◆ DO THIS ◆
Locate every line in the material below that has the word "RADSL". Copy each of those lines.

Figure contents as structured data
- - -
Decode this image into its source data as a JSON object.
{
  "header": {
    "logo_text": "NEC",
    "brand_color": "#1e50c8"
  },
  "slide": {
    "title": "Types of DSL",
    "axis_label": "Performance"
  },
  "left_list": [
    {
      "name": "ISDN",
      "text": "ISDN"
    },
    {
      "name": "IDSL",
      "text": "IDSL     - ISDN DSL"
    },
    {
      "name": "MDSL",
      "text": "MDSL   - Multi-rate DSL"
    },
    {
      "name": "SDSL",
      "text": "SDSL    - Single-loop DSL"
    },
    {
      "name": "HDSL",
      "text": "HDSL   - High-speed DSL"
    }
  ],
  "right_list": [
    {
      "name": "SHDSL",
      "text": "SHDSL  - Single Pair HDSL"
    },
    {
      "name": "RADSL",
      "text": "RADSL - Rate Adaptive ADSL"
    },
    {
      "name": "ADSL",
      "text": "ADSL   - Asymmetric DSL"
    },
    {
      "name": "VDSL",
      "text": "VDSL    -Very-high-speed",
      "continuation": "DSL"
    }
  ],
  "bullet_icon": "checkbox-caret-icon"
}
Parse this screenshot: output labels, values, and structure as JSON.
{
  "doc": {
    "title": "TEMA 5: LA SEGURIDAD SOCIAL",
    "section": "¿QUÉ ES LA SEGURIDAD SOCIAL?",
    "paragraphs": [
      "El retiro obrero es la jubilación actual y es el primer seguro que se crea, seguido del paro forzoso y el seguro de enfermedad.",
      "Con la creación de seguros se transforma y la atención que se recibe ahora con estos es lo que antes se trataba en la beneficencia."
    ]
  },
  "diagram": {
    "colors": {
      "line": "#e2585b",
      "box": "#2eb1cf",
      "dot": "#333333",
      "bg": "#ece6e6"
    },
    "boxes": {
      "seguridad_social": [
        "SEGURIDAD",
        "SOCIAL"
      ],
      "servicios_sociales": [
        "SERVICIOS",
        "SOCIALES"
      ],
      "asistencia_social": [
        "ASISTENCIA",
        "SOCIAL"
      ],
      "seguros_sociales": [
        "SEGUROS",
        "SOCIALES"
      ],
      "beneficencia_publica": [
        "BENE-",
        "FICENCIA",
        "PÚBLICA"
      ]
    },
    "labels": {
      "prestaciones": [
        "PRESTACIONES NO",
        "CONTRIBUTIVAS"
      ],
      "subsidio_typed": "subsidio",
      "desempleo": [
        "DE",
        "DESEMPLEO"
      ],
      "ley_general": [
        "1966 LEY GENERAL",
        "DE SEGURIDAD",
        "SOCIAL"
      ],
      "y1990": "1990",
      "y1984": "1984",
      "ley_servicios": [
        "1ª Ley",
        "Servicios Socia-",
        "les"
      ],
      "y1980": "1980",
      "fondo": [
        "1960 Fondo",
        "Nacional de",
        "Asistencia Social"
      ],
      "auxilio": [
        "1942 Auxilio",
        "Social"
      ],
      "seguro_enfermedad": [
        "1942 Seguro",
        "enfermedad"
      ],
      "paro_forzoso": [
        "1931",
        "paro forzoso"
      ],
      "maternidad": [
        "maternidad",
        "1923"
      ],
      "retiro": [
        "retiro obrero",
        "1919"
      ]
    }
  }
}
- - -
◆ WRITTEN RESPONSE ◆
      "name": "RADSL",
      "text": "RADSL - Rate Adaptive ADSL"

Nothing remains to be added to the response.